Start Data supplied

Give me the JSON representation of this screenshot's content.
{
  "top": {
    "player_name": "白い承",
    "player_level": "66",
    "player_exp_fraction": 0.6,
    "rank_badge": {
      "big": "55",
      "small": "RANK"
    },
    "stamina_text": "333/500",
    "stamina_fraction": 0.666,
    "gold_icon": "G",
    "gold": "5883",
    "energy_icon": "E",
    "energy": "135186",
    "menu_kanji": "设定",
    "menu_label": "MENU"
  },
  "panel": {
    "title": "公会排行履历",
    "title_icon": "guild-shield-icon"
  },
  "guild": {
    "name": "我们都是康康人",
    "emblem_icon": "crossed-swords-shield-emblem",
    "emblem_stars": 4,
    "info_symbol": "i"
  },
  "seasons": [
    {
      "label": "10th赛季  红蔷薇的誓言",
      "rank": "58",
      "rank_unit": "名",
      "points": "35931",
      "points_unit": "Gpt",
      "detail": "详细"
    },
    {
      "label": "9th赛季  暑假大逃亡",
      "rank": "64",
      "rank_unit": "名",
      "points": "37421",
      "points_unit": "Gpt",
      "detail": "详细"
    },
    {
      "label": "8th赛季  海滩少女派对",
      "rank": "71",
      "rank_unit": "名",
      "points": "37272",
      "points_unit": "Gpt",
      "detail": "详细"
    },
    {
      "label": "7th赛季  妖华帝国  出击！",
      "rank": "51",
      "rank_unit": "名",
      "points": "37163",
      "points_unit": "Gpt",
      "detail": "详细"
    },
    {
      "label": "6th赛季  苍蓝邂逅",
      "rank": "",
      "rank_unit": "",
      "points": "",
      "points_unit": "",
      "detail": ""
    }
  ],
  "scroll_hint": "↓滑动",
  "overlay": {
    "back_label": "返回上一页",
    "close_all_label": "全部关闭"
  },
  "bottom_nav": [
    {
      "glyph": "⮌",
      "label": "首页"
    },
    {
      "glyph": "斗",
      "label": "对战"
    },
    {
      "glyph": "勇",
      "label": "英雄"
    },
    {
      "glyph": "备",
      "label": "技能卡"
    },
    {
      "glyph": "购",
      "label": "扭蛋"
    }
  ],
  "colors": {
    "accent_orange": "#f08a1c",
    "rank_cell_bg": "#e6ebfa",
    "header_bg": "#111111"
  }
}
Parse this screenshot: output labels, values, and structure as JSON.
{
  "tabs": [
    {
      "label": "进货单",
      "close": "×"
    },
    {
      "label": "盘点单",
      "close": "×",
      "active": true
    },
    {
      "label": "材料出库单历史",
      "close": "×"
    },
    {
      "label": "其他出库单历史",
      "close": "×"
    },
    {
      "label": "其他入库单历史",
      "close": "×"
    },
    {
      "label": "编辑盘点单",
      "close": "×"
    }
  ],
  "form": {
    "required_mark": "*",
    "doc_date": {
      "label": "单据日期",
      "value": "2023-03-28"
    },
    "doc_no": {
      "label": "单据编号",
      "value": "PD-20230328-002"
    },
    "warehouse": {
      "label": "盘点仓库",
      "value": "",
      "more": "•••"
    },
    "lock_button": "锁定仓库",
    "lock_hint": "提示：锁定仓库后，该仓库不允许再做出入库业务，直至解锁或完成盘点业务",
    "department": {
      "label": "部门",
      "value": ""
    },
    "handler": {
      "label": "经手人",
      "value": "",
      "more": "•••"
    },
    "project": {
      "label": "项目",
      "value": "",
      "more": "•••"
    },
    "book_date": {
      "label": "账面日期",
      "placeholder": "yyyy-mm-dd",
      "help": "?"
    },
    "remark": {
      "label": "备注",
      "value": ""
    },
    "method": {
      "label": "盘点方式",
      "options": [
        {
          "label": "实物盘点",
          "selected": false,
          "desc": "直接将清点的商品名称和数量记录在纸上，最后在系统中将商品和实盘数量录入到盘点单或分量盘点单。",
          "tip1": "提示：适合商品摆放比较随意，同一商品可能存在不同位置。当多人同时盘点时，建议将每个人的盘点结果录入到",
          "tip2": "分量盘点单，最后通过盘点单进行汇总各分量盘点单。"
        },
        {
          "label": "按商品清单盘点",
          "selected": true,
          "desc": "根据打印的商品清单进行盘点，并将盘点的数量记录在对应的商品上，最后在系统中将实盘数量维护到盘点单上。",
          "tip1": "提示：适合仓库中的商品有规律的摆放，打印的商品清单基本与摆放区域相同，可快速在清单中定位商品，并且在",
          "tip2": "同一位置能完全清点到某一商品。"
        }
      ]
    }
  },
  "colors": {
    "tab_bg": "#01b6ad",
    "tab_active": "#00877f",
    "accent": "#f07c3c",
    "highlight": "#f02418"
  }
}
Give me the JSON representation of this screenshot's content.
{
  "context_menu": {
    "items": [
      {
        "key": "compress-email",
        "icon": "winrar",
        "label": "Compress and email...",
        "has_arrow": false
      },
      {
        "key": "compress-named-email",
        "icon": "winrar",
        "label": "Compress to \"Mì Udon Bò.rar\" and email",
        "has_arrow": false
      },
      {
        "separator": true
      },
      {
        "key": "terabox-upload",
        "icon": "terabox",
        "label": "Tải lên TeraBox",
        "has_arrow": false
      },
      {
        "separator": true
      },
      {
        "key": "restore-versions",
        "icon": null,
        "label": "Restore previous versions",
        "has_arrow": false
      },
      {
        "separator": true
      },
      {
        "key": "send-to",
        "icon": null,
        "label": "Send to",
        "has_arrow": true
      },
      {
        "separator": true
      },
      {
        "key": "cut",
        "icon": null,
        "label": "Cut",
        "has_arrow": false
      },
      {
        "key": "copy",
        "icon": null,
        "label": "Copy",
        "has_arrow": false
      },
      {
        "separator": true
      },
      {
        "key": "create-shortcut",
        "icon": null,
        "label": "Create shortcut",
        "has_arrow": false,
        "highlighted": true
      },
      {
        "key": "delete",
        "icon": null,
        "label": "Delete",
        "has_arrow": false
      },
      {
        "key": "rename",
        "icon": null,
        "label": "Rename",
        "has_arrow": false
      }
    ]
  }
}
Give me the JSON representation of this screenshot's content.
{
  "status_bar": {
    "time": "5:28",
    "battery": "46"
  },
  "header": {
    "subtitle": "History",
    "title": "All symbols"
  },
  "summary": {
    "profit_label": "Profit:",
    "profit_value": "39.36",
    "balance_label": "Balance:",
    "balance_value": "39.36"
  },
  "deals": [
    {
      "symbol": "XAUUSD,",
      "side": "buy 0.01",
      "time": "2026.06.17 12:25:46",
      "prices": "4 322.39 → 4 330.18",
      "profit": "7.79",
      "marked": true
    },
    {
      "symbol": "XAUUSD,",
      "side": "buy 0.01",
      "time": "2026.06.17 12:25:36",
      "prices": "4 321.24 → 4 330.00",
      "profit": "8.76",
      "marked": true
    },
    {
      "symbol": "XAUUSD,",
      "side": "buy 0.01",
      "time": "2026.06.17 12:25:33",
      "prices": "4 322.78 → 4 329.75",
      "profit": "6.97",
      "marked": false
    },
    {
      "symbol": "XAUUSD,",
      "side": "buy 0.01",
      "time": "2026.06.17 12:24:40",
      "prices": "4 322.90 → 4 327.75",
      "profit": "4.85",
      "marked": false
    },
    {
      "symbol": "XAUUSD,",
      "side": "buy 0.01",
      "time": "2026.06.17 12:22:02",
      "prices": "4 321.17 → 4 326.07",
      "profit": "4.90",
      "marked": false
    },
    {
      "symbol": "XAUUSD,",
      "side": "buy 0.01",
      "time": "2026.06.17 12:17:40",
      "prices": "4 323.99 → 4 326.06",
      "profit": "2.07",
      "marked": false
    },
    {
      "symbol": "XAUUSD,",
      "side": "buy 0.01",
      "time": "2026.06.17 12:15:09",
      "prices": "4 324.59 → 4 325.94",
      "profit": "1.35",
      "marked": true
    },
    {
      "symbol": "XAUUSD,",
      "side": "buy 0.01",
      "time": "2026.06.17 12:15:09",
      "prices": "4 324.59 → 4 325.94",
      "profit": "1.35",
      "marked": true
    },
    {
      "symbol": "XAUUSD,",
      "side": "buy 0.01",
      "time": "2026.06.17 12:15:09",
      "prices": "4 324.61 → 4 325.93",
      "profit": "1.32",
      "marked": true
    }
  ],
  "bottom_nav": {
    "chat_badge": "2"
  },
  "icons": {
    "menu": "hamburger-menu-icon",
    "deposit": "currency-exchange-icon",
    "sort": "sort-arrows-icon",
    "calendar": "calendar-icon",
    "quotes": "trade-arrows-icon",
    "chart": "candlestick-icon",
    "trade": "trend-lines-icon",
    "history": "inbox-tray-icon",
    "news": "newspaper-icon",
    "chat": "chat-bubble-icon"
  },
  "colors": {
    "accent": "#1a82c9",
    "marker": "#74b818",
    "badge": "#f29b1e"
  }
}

End Data supplied

Go through the entries above and count the lines containing the word "desc"; give only that count.

§ **Response to this exercise**: 2